### [SET EXERCISE]
Drop every picture and give the entries back exactly.

### [MATERIAL FOR THE TASK]
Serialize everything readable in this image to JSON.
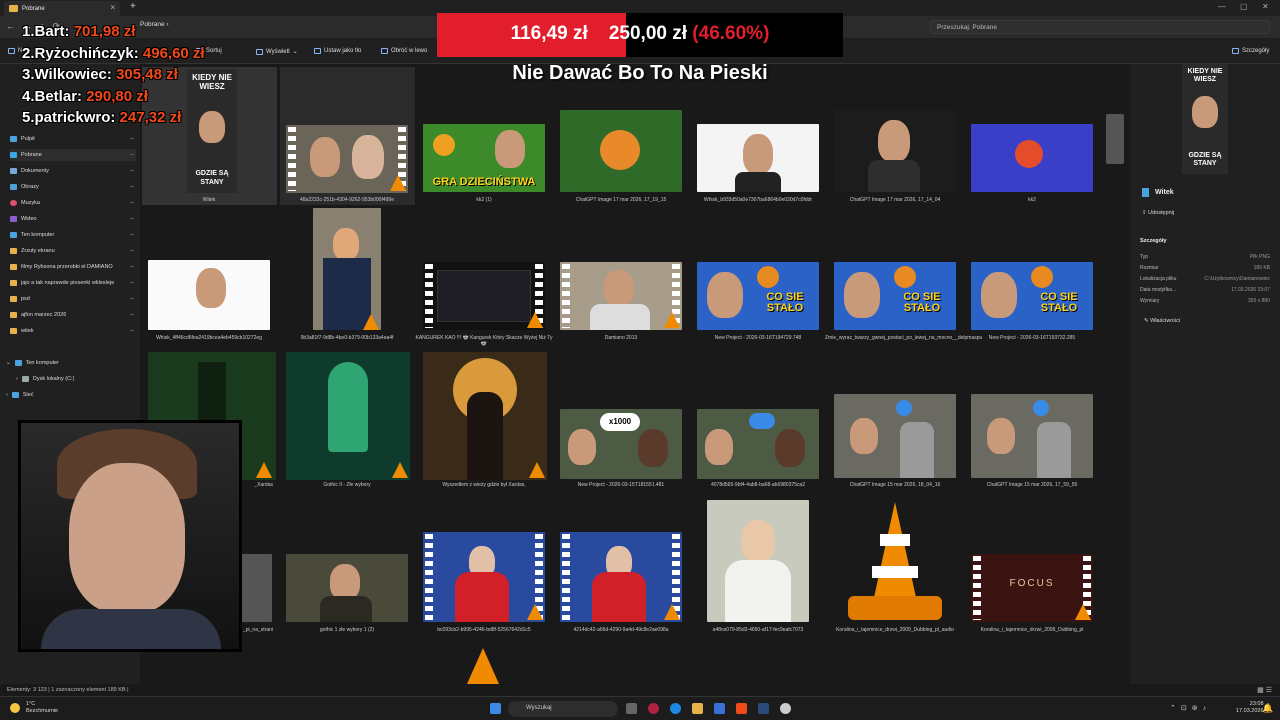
{
  "window": {
    "tab_title": "Pobrane",
    "breadcrumb": "Pobrane",
    "search_placeholder": "Przeszukaj: Pobrane"
  },
  "commands": {
    "view": "Wyświetl",
    "sort": "Sortuj",
    "set_background": "Ustaw jako tło",
    "rotate_left": "Obróć w lewo",
    "details": "Szczegóły",
    "new": "No"
  },
  "sidebar": {
    "items": [
      {
        "label": "Pulpit"
      },
      {
        "label": "Pobrane"
      },
      {
        "label": "Dokumenty"
      },
      {
        "label": "Obrazy"
      },
      {
        "label": "Muzyka"
      },
      {
        "label": "Wideo"
      },
      {
        "label": "Ten komputer"
      },
      {
        "label": "Zrzuty ekranu"
      },
      {
        "label": "filmy Rybsona przerobki el DAMIANO"
      },
      {
        "label": "jajo a tak naprawde piosenki wklesleje"
      },
      {
        "label": "psd"
      },
      {
        "label": "ajfon marzec 2026"
      },
      {
        "label": "witek"
      }
    ],
    "tree": [
      {
        "label": "Ten komputer"
      },
      {
        "label": "Dysk lokalny (C:)"
      },
      {
        "label": "Sieć"
      }
    ]
  },
  "files": [
    {
      "caption": "Witek"
    },
    {
      "caption": "48a2233c-251b-4304-9262-953b000f499e"
    },
    {
      "caption": "kk2 (1)"
    },
    {
      "caption": "ChatGPT Image 17 mar 2026, 17_19_15"
    },
    {
      "caption": "Whisk_b933d50a0e7307ba6864b0e030d7c0fddr"
    },
    {
      "caption": "ChatGPT Image 17 mar 2026, 17_14_04"
    },
    {
      "caption": "kk2"
    },
    {
      "caption": "Whisk_4ff46cd6fea2419bcea4eb459cb10272eg"
    },
    {
      "caption": "9b3a81f7-9d8b-4be0-b379-00b133a4ea4f"
    },
    {
      "caption": "KANGUREK KAO !!! 🐨 Kangurek Który Skacze Wyżej Niż Ty 🐨"
    },
    {
      "caption": "Damiano 2013"
    },
    {
      "caption": "New Project - 2026-03-16T194729.748"
    },
    {
      "caption": "Zmie_wyraz_twarzy_gwnej_postaci_po_lewej_na_mocno__delpmaspu"
    },
    {
      "caption": "New Project - 2026-03-16T193732.285"
    },
    {
      "caption": "_Xardas"
    },
    {
      "caption": "Gothic II - Złe wybory"
    },
    {
      "caption": "Wyszedłem z wieży gdzie był Xardas,"
    },
    {
      "caption": "New Project - 2026-03-15T181551.481"
    },
    {
      "caption": "4078d565-9bf4-4ab8-ba68-ab6980375ca2"
    },
    {
      "caption": "ChatGPT Image 15 mar 2026, 18_04_16"
    },
    {
      "caption": "ChatGPT Image 15 mar 2026, 17_59_55"
    },
    {
      "caption": "_pi_na_strani"
    },
    {
      "caption": "gothic 1 złe wybory 1 (2)"
    },
    {
      "caption": "bc093cb2-b995-4246-bd8f-52567642d1c5"
    },
    {
      "caption": "4214dc42-a66d-4290-9a4d-49c8e2ae098a"
    },
    {
      "caption": "a48ce079-85d3-4650-af17-fec9eafc7073"
    },
    {
      "caption": "Koralina_i_tajemnice_drzwi_2009_Dubbing_pl_audio"
    },
    {
      "caption": "Koralina_i_tajemnice_drzwi_2009_Dubbing_pl"
    }
  ],
  "thumb_text": {
    "gra": "GRA DZIECIŃSTWA",
    "co_sie": "CO SIE STAŁO",
    "kiedy": "KIEDY NIE WIESZ",
    "gdzie": "GDZIE SĄ STANY",
    "x1000": "x1000",
    "focus": "FOCUS"
  },
  "details": {
    "title": "Witek",
    "share": "Udostępnij",
    "section": "Szczegóły",
    "rows": [
      {
        "k": "Typ",
        "v": "Plik PNG"
      },
      {
        "k": "Rozmiar",
        "v": "189 KB"
      },
      {
        "k": "Lokalizacja pliku",
        "v": "C:\\Użytkownicy\\Damianowiec"
      },
      {
        "k": "Data modyfika...",
        "v": "17.03.2026 23:07"
      },
      {
        "k": "Wymiary",
        "v": "355 x 880"
      }
    ],
    "properties": "Właściwości"
  },
  "status": {
    "count": "Elementy: 3 123",
    "selected": "1 zaznaczony element 189 KB"
  },
  "taskbar": {
    "search": "Wyszukaj",
    "weather_temp": "1°C",
    "weather_desc": "Bezchmurnie",
    "time": "23:08",
    "date": "17.03.2026"
  },
  "overlay": {
    "leaderboard": [
      {
        "rank": "1.Bart:",
        "amount": "701,98 zł"
      },
      {
        "rank": "2.Ryżochińczyk:",
        "amount": "496,60 zł"
      },
      {
        "rank": "3.Wilkowiec:",
        "amount": "305,48 zł"
      },
      {
        "rank": "4.Betlar:",
        "amount": "290,80 zł"
      },
      {
        "rank": "5.patrickwro:",
        "amount": "247,32 zł"
      }
    ],
    "goal_current": "116,49 zł",
    "goal_target": "250,00 zł",
    "goal_percent": "(46.60%)",
    "goal_fraction": 0.466,
    "goal_title": "Nie Dawać Bo To Na Pieski"
  },
  "colors": {
    "accent": "#e21d2c",
    "leader_amount": "#f04a1a",
    "folder": "#e6b34a"
  }
}
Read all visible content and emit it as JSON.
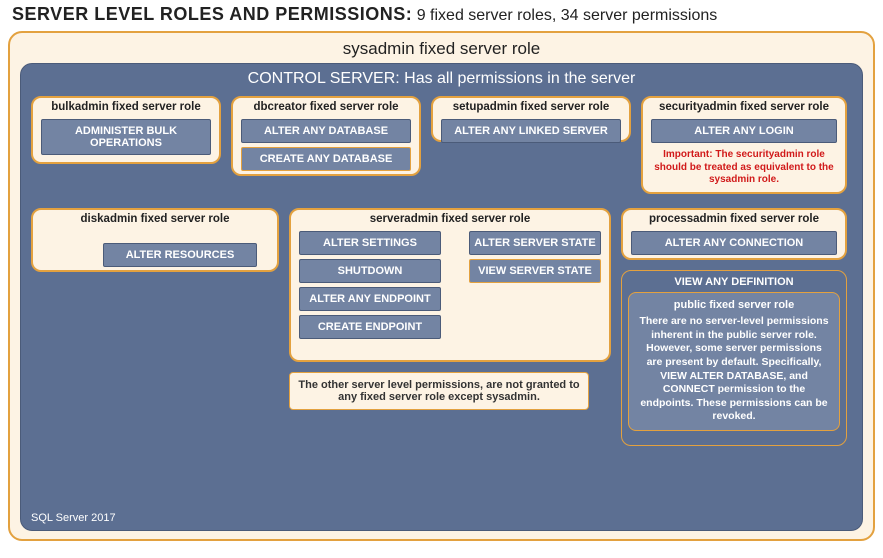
{
  "title_bold": "SERVER LEVEL ROLES AND PERMISSIONS:",
  "title_rest": " 9 fixed server roles, 34 server permissions",
  "sysadmin_label": "sysadmin fixed server role",
  "control_server_label": "CONTROL SERVER: Has all permissions in the server",
  "roles": {
    "bulkadmin": {
      "title": "bulkadmin fixed server role",
      "perms": [
        "ADMINISTER BULK OPERATIONS"
      ]
    },
    "dbcreator": {
      "title": "dbcreator fixed server role",
      "perms": [
        "ALTER ANY DATABASE",
        "CREATE ANY DATABASE"
      ]
    },
    "setupadmin": {
      "title": "setupadmin fixed server role",
      "perms": [
        "ALTER ANY LINKED SERVER"
      ]
    },
    "securityadmin": {
      "title": "securityadmin fixed server role",
      "perms": [
        "ALTER ANY LOGIN"
      ],
      "warn": "Important: The securityadmin role should be treated as equivalent to the sysadmin role."
    },
    "diskadmin": {
      "title": "diskadmin fixed server role",
      "perms": [
        "ALTER RESOURCES"
      ]
    },
    "serveradmin": {
      "title": "serveradmin fixed server role",
      "left": [
        "ALTER SETTINGS",
        "SHUTDOWN",
        "ALTER ANY ENDPOINT",
        "CREATE ENDPOINT"
      ],
      "right": [
        "ALTER SERVER STATE",
        "VIEW SERVER STATE"
      ]
    },
    "processadmin": {
      "title": "processadmin fixed server role",
      "perms": [
        "ALTER ANY CONNECTION"
      ]
    }
  },
  "other_note": "The other server level permissions, are not granted to any fixed server role except sysadmin.",
  "viewdef": {
    "title": "VIEW ANY DEFINITION",
    "public_title": "public fixed server role",
    "public_text": "There are no server-level permissions inherent in the public server role. However, some server permissions are present by default. Specifically, VIEW ALTER DATABASE, and CONNECT permission to the endpoints. These permissions can be revoked."
  },
  "version": "SQL Server 2017"
}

### [SOLUTION]
Serialize everything readable in this image to JSON.
{
  "window": {
    "tab_title": "Pobrane",
    "breadcrumb": "Pobrane",
    "search_placeholder": "Przeszukaj: Pobrane"
  },
  "commands": {
    "view": "Wyświetl",
    "sort": "Sortuj",
    "set_background": "Ustaw jako tło",
    "rotate_left": "Obróć w lewo",
    "details": "Szczegóły",
    "new": "No"
  },
  "sidebar": {
    "items": [
      {
        "label": "Pulpit"
      },
      {
        "label": "Pobrane"
      },
      {
        "label": "Dokumenty"
      },
      {
        "label": "Obrazy"
      },
      {
        "label": "Muzyka"
      },
      {
        "label": "Wideo"
      },
      {
        "label": "Ten komputer"
      },
      {
        "label": "Zrzuty ekranu"
      },
      {
        "label": "filmy Rybsona przerobki el DAMIANO"
      },
      {
        "label": "jajo a tak naprawde piosenki wklesleje"
      },
      {
        "label": "psd"
      },
      {
        "label": "ajfon marzec 2026"
      },
      {
        "label": "witek"
      }
    ],
    "tree": [
      {
        "label": "Ten komputer"
      },
      {
        "label": "Dysk lokalny (C:)"
      },
      {
        "label": "Sieć"
      }
    ]
  },
  "files": [
    {
      "caption": "Witek"
    },
    {
      "caption": "48a2233c-251b-4304-9262-953b000f499e"
    },
    {
      "caption": "kk2 (1)"
    },
    {
      "caption": "ChatGPT Image 17 mar 2026, 17_19_15"
    },
    {
      "caption": "Whisk_b933d50a0e7307ba6864b0e030d7c0fddr"
    },
    {
      "caption": "ChatGPT Image 17 mar 2026, 17_14_04"
    },
    {
      "caption": "kk2"
    },
    {
      "caption": "Whisk_4ff46cd6fea2419bcea4eb459cb10272eg"
    },
    {
      "caption": "9b3a81f7-9d8b-4be0-b379-00b133a4ea4f"
    },
    {
      "caption": "KANGUREK KAO !!! 🐨 Kangurek Który Skacze Wyżej Niż Ty 🐨"
    },
    {
      "caption": "Damiano 2013"
    },
    {
      "caption": "New Project - 2026-03-16T194729.748"
    },
    {
      "caption": "Zmie_wyraz_twarzy_gwnej_postaci_po_lewej_na_mocno__delpmaspu"
    },
    {
      "caption": "New Project - 2026-03-16T193732.285"
    },
    {
      "caption": "_Xardas"
    },
    {
      "caption": "Gothic II - Złe wybory"
    },
    {
      "caption": "Wyszedłem z wieży gdzie był Xardas,"
    },
    {
      "caption": "New Project - 2026-03-15T181551.481"
    },
    {
      "caption": "4078d565-9bf4-4ab8-ba68-ab6980375ca2"
    },
    {
      "caption": "ChatGPT Image 15 mar 2026, 18_04_16"
    },
    {
      "caption": "ChatGPT Image 15 mar 2026, 17_59_55"
    },
    {
      "caption": "_pi_na_strani"
    },
    {
      "caption": "gothic 1 złe wybory 1 (2)"
    },
    {
      "caption": "bc093cb2-b995-4246-bd8f-52567642d1c5"
    },
    {
      "caption": "4214dc42-a66d-4290-9a4d-49c8e2ae098a"
    },
    {
      "caption": "a48ce079-85d3-4650-af17-fec9eafc7073"
    },
    {
      "caption": "Koralina_i_tajemnice_drzwi_2009_Dubbing_pl_audio"
    },
    {
      "caption": "Koralina_i_tajemnice_drzwi_2009_Dubbing_pl"
    }
  ],
  "thumb_text": {
    "gra": "GRA DZIECIŃSTWA",
    "co_sie": "CO SIE STAŁO",
    "kiedy": "KIEDY NIE WIESZ",
    "gdzie": "GDZIE SĄ STANY",
    "x1000": "x1000",
    "focus": "FOCUS"
  },
  "details": {
    "title": "Witek",
    "share": "Udostępnij",
    "section": "Szczegóły",
    "rows": [
      {
        "k": "Typ",
        "v": "Plik PNG"
      },
      {
        "k": "Rozmiar",
        "v": "189 KB"
      },
      {
        "k": "Lokalizacja pliku",
        "v": "C:\\Użytkownicy\\Damianowiec"
      },
      {
        "k": "Data modyfika...",
        "v": "17.03.2026 23:07"
      },
      {
        "k": "Wymiary",
        "v": "355 x 880"
      }
    ],
    "properties": "Właściwości"
  },
  "status": {
    "count": "Elementy: 3 123",
    "selected": "1 zaznaczony element 189 KB"
  },
  "taskbar": {
    "search": "Wyszukaj",
    "weather_temp": "1°C",
    "weather_desc": "Bezchmurnie",
    "time": "23:08",
    "date": "17.03.2026"
  },
  "overlay": {
    "leaderboard": [
      {
        "rank": "1.Bart:",
        "amount": "701,98 zł"
      },
      {
        "rank": "2.Ryżochińczyk:",
        "amount": "496,60 zł"
      },
      {
        "rank": "3.Wilkowiec:",
        "amount": "305,48 zł"
      },
      {
        "rank": "4.Betlar:",
        "amount": "290,80 zł"
      },
      {
        "rank": "5.patrickwro:",
        "amount": "247,32 zł"
      }
    ],
    "goal_current": "116,49 zł",
    "goal_target": "250,00 zł",
    "goal_percent": "(46.60%)",
    "goal_fraction": 0.466,
    "goal_title": "Nie Dawać Bo To Na Pieski"
  },
  "colors": {
    "accent": "#e21d2c",
    "leader_amount": "#f04a1a",
    "folder": "#e6b34a"
  }
}
Read all visible content and emit it as JSON.
{
  "title_bold": "SERVER LEVEL ROLES AND PERMISSIONS:",
  "title_rest": " 9 fixed server roles, 34 server permissions",
  "sysadmin_label": "sysadmin fixed server role",
  "control_server_label": "CONTROL SERVER: Has all permissions in the server",
  "roles": {
    "bulkadmin": {
      "title": "bulkadmin fixed server role",
      "perms": [
        "ADMINISTER BULK OPERATIONS"
      ]
    },
    "dbcreator": {
      "title": "dbcreator fixed server role",
      "perms": [
        "ALTER ANY DATABASE",
        "CREATE ANY DATABASE"
      ]
    },
    "setupadmin": {
      "title": "setupadmin fixed server role",
      "perms": [
        "ALTER ANY LINKED SERVER"
      ]
    },
    "securityadmin": {
      "title": "securityadmin fixed server role",
      "perms": [
        "ALTER ANY LOGIN"
      ],
      "warn": "Important: The securityadmin role should be treated as equivalent to the sysadmin role."
    },
    "diskadmin": {
      "title": "diskadmin fixed server role",
      "perms": [
        "ALTER RESOURCES"
      ]
    },
    "serveradmin": {
      "title": "serveradmin fixed server role",
      "left": [
        "ALTER SETTINGS",
        "SHUTDOWN",
        "ALTER ANY ENDPOINT",
        "CREATE ENDPOINT"
      ],
      "right": [
        "ALTER SERVER STATE",
        "VIEW SERVER STATE"
      ]
    },
    "processadmin": {
      "title": "processadmin fixed server role",
      "perms": [
        "ALTER ANY CONNECTION"
      ]
    }
  },
  "other_note": "The other server level permissions, are not granted to any fixed server role except sysadmin.",
  "viewdef": {
    "title": "VIEW ANY DEFINITION",
    "public_title": "public fixed server role",
    "public_text": "There are no server-level permissions inherent in the public server role. However, some server permissions are present by default. Specifically, VIEW ALTER DATABASE, and CONNECT permission to the endpoints. These permissions can be revoked."
  },
  "version": "SQL Server 2017"
}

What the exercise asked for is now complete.